[What you should do] Take every line from the listing below that contains "open".

[Stored data]

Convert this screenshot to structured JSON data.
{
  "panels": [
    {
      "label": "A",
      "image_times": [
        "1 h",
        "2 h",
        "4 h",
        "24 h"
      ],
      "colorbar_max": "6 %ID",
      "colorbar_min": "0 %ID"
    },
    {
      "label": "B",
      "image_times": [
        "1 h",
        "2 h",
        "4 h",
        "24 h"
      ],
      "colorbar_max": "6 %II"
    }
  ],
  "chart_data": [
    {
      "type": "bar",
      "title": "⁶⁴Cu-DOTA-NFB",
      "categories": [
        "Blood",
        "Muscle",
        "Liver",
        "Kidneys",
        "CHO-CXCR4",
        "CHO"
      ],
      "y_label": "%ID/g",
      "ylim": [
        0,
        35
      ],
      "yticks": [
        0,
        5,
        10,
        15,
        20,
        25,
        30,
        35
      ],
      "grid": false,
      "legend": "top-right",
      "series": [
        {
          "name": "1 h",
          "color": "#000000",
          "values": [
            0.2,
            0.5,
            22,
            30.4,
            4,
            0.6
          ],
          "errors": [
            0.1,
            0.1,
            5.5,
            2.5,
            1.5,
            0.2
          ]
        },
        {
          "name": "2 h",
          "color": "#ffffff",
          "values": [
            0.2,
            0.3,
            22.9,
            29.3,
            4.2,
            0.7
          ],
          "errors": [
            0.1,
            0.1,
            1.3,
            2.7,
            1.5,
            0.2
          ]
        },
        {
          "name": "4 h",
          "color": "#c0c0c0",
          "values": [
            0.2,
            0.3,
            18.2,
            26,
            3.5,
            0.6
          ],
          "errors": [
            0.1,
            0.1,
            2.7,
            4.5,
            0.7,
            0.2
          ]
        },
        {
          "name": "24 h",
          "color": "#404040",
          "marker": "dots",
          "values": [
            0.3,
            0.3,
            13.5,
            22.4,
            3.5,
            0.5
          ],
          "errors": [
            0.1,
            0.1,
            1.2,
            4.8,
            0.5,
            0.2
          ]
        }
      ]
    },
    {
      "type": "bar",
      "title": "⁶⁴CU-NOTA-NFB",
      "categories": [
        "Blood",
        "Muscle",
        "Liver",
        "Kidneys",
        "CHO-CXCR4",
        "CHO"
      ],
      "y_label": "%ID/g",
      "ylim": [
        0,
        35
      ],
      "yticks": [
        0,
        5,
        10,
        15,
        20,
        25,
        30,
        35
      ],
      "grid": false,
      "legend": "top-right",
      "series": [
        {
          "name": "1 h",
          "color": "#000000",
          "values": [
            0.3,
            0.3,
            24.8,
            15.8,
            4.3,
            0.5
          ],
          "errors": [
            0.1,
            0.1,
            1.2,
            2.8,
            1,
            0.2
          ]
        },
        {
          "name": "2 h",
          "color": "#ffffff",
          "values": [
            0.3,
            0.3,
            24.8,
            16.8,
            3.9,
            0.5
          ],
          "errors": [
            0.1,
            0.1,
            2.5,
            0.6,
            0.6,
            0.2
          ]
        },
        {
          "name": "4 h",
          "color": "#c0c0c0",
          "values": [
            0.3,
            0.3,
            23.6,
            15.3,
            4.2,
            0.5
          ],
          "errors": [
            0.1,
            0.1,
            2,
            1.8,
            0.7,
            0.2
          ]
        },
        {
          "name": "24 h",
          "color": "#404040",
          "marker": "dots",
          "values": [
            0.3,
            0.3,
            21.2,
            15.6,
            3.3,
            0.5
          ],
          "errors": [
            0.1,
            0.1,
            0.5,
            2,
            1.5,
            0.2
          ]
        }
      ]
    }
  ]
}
--
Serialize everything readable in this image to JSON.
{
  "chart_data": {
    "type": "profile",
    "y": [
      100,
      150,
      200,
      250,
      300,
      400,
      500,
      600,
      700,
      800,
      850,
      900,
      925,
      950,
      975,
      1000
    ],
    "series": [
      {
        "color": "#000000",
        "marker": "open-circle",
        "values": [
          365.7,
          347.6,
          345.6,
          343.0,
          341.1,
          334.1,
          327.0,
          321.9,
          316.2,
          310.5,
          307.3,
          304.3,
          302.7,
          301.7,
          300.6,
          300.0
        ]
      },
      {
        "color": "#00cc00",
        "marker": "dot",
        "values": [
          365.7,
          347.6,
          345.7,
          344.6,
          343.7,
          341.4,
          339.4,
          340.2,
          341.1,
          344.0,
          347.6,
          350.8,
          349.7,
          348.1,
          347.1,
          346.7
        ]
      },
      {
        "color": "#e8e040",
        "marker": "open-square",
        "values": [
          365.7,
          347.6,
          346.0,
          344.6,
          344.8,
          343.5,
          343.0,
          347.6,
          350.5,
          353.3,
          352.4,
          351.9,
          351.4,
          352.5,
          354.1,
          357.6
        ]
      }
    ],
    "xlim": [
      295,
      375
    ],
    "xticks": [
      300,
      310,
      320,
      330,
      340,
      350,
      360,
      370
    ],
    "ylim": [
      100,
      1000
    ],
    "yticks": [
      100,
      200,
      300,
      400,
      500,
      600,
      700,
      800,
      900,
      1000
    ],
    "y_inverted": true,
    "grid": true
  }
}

[Answer in full]
        "marker": "open-circle",
        "marker": "open-square",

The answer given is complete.